[begin SOURCE MATERIAL]

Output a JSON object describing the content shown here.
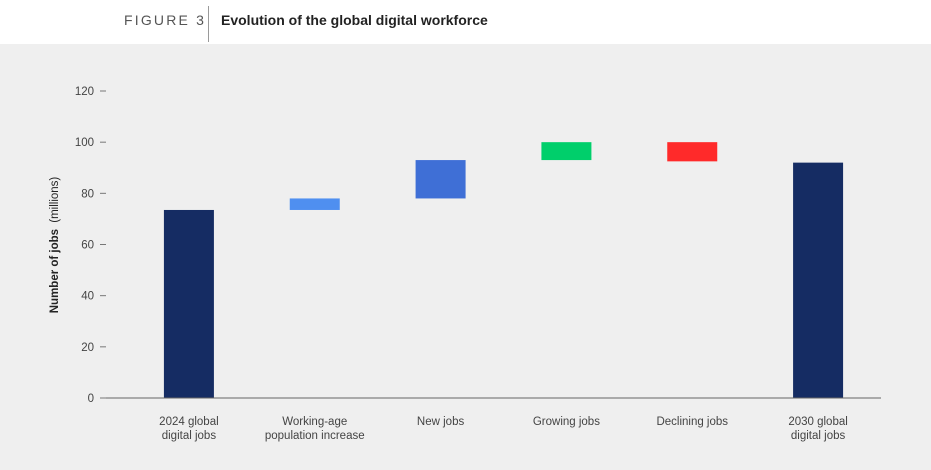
{
  "header": {
    "figure_label": "FIGURE 3",
    "title": "Evolution of the global digital workforce"
  },
  "chart_data": {
    "type": "bar",
    "subtype": "waterfall",
    "title": "Evolution of the global digital workforce",
    "ylabel_main": "Number of jobs",
    "ylabel_unit": "(millions)",
    "ylim": [
      0,
      120
    ],
    "yticks": [
      0,
      20,
      40,
      60,
      80,
      100,
      120
    ],
    "grid": false,
    "categories": [
      [
        "2024 global",
        "digital jobs"
      ],
      [
        "Working-age",
        "population increase"
      ],
      [
        "New jobs"
      ],
      [
        "Growing jobs"
      ],
      [
        "Declining jobs"
      ],
      [
        "2030 global",
        "digital jobs"
      ]
    ],
    "bars": [
      {
        "start": 0,
        "end": 73.5,
        "kind": "total",
        "color": "#152c63"
      },
      {
        "start": 73.5,
        "end": 78,
        "kind": "increase",
        "color": "#4f8ff0"
      },
      {
        "start": 78,
        "end": 93,
        "kind": "increase",
        "color": "#3f6fd6"
      },
      {
        "start": 93,
        "end": 100,
        "kind": "increase",
        "color": "#00cf6b"
      },
      {
        "start": 100,
        "end": 92.5,
        "kind": "decrease",
        "color": "#ff2a2a"
      },
      {
        "start": 0,
        "end": 92,
        "kind": "total",
        "color": "#152c63"
      }
    ]
  }
}
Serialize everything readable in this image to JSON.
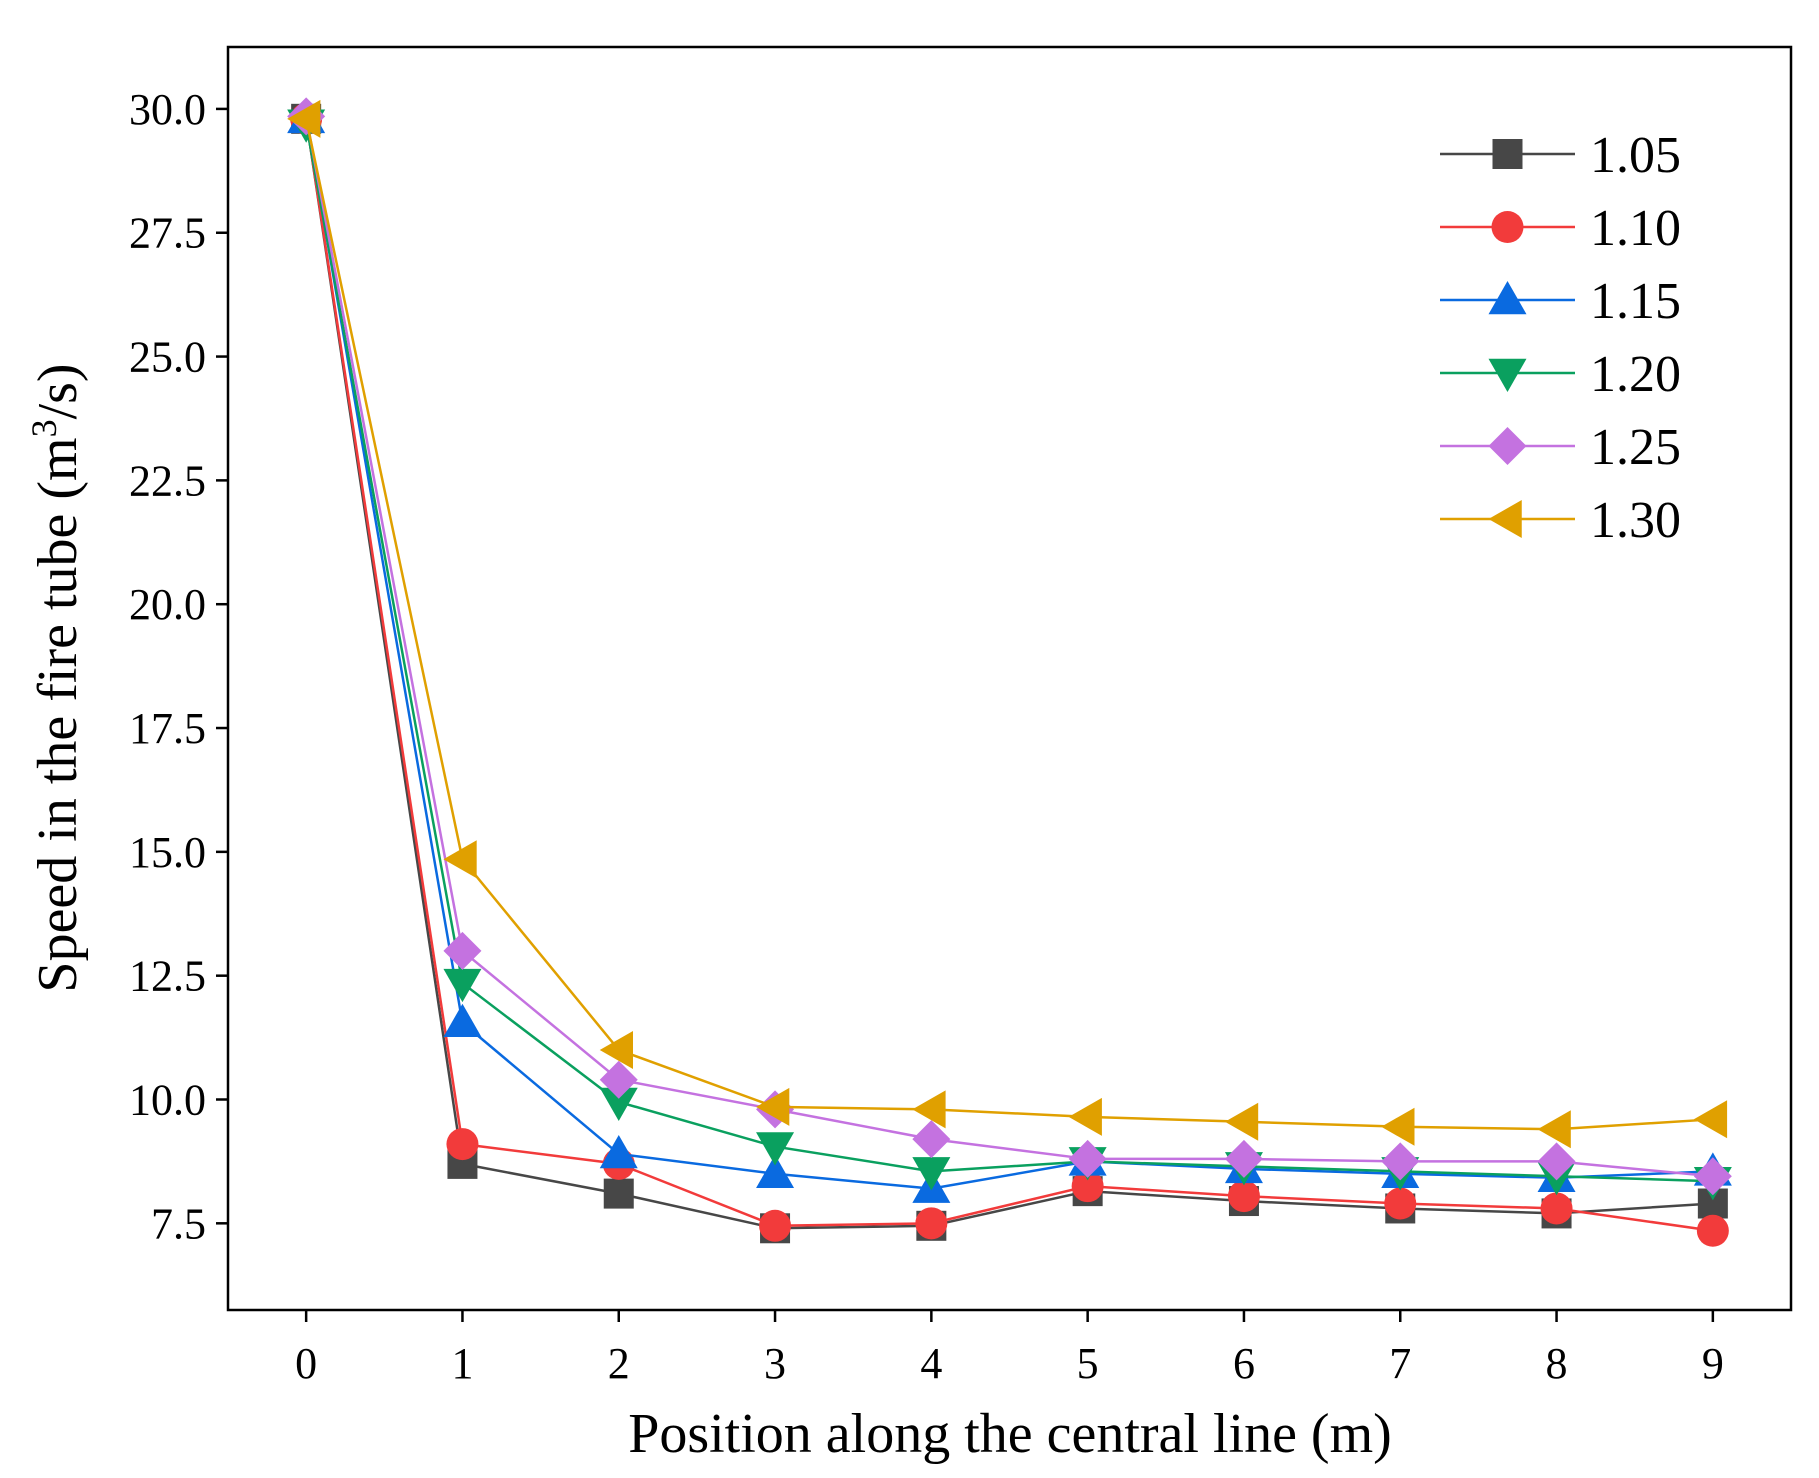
{
  "chart_data": {
    "type": "line",
    "title": "",
    "xlabel": "Position along the central line (m)",
    "ylabel_main": "Speed in the fire tube (m",
    "ylabel_sup": "3",
    "ylabel_end": "/s)",
    "x": [
      0,
      1,
      2,
      3,
      4,
      5,
      6,
      7,
      8,
      9
    ],
    "xlim": [
      -0.5,
      9.5
    ],
    "ylim": [
      5.75,
      31.25
    ],
    "xticks": [
      "0",
      "1",
      "2",
      "3",
      "4",
      "5",
      "6",
      "7",
      "8",
      "9"
    ],
    "yticks": [
      7.5,
      10.0,
      12.5,
      15.0,
      17.5,
      20.0,
      22.5,
      25.0,
      27.5,
      30.0
    ],
    "ytick_labels": [
      "7.5",
      "10.0",
      "12.5",
      "15.0",
      "17.5",
      "20.0",
      "22.5",
      "25.0",
      "27.5",
      "30.0"
    ],
    "grid": false,
    "legend_position": "top-right",
    "series": [
      {
        "name": "1.05",
        "color": "#474747",
        "marker": "square",
        "values": [
          29.8,
          8.7,
          8.1,
          7.4,
          7.45,
          8.15,
          7.95,
          7.8,
          7.7,
          7.9
        ]
      },
      {
        "name": "1.10",
        "color": "#f23b3b",
        "marker": "circle",
        "values": [
          29.8,
          9.1,
          8.7,
          7.45,
          7.5,
          8.25,
          8.05,
          7.9,
          7.8,
          7.35
        ]
      },
      {
        "name": "1.15",
        "color": "#0a6ae0",
        "marker": "triangle-up",
        "values": [
          29.8,
          11.55,
          8.9,
          8.5,
          8.2,
          8.75,
          8.6,
          8.5,
          8.42,
          8.55
        ]
      },
      {
        "name": "1.20",
        "color": "#0aa05f",
        "marker": "triangle-down",
        "values": [
          29.7,
          12.35,
          9.95,
          9.05,
          8.55,
          8.75,
          8.65,
          8.55,
          8.45,
          8.35
        ]
      },
      {
        "name": "1.25",
        "color": "#c472e0",
        "marker": "diamond",
        "values": [
          29.85,
          13.0,
          10.4,
          9.8,
          9.2,
          8.8,
          8.8,
          8.75,
          8.75,
          8.45
        ]
      },
      {
        "name": "1.30",
        "color": "#e0a000",
        "marker": "triangle-left",
        "values": [
          29.8,
          14.85,
          11.0,
          9.85,
          9.8,
          9.65,
          9.55,
          9.45,
          9.4,
          9.6
        ]
      }
    ]
  }
}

[end SOURCE MATERIAL]

PROBLEM TO SOLVE ->
Pictures are excluded; copy all other data exactly as shown.

SOLUTION FOR THIS EXERCISE ->
Output a JSON object describing the content shown here.
{
  "header": {
    "figure_label": "FIGURE 3",
    "title": "Evolution of the global digital workforce"
  },
  "chart_data": {
    "type": "bar",
    "subtype": "waterfall",
    "title": "Evolution of the global digital workforce",
    "ylabel_main": "Number of jobs",
    "ylabel_unit": "(millions)",
    "ylim": [
      0,
      120
    ],
    "yticks": [
      0,
      20,
      40,
      60,
      80,
      100,
      120
    ],
    "grid": false,
    "categories": [
      [
        "2024 global",
        "digital jobs"
      ],
      [
        "Working-age",
        "population increase"
      ],
      [
        "New jobs"
      ],
      [
        "Growing jobs"
      ],
      [
        "Declining jobs"
      ],
      [
        "2030 global",
        "digital jobs"
      ]
    ],
    "bars": [
      {
        "start": 0,
        "end": 73.5,
        "kind": "total",
        "color": "#152c63"
      },
      {
        "start": 73.5,
        "end": 78,
        "kind": "increase",
        "color": "#4f8ff0"
      },
      {
        "start": 78,
        "end": 93,
        "kind": "increase",
        "color": "#3f6fd6"
      },
      {
        "start": 93,
        "end": 100,
        "kind": "increase",
        "color": "#00cf6b"
      },
      {
        "start": 100,
        "end": 92.5,
        "kind": "decrease",
        "color": "#ff2a2a"
      },
      {
        "start": 0,
        "end": 92,
        "kind": "total",
        "color": "#152c63"
      }
    ]
  }
}
Serialize everything readable in this image to JSON.
{
  "chart_data": {
    "type": "line",
    "title": "",
    "xlabel": "Position along the central line (m)",
    "ylabel_main": "Speed in the fire tube (m",
    "ylabel_sup": "3",
    "ylabel_end": "/s)",
    "x": [
      0,
      1,
      2,
      3,
      4,
      5,
      6,
      7,
      8,
      9
    ],
    "xlim": [
      -0.5,
      9.5
    ],
    "ylim": [
      5.75,
      31.25
    ],
    "xticks": [
      "0",
      "1",
      "2",
      "3",
      "4",
      "5",
      "6",
      "7",
      "8",
      "9"
    ],
    "yticks": [
      7.5,
      10.0,
      12.5,
      15.0,
      17.5,
      20.0,
      22.5,
      25.0,
      27.5,
      30.0
    ],
    "ytick_labels": [
      "7.5",
      "10.0",
      "12.5",
      "15.0",
      "17.5",
      "20.0",
      "22.5",
      "25.0",
      "27.5",
      "30.0"
    ],
    "grid": false,
    "legend_position": "top-right",
    "series": [
      {
        "name": "1.05",
        "color": "#474747",
        "marker": "square",
        "values": [
          29.8,
          8.7,
          8.1,
          7.4,
          7.45,
          8.15,
          7.95,
          7.8,
          7.7,
          7.9
        ]
      },
      {
        "name": "1.10",
        "color": "#f23b3b",
        "marker": "circle",
        "values": [
          29.8,
          9.1,
          8.7,
          7.45,
          7.5,
          8.25,
          8.05,
          7.9,
          7.8,
          7.35
        ]
      },
      {
        "name": "1.15",
        "color": "#0a6ae0",
        "marker": "triangle-up",
        "values": [
          29.8,
          11.55,
          8.9,
          8.5,
          8.2,
          8.75,
          8.6,
          8.5,
          8.42,
          8.55
        ]
      },
      {
        "name": "1.20",
        "color": "#0aa05f",
        "marker": "triangle-down",
        "values": [
          29.7,
          12.35,
          9.95,
          9.05,
          8.55,
          8.75,
          8.65,
          8.55,
          8.45,
          8.35
        ]
      },
      {
        "name": "1.25",
        "color": "#c472e0",
        "marker": "diamond",
        "values": [
          29.85,
          13.0,
          10.4,
          9.8,
          9.2,
          8.8,
          8.8,
          8.75,
          8.75,
          8.45
        ]
      },
      {
        "name": "1.30",
        "color": "#e0a000",
        "marker": "triangle-left",
        "values": [
          29.8,
          14.85,
          11.0,
          9.85,
          9.8,
          9.65,
          9.55,
          9.45,
          9.4,
          9.6
        ]
      }
    ]
  }
}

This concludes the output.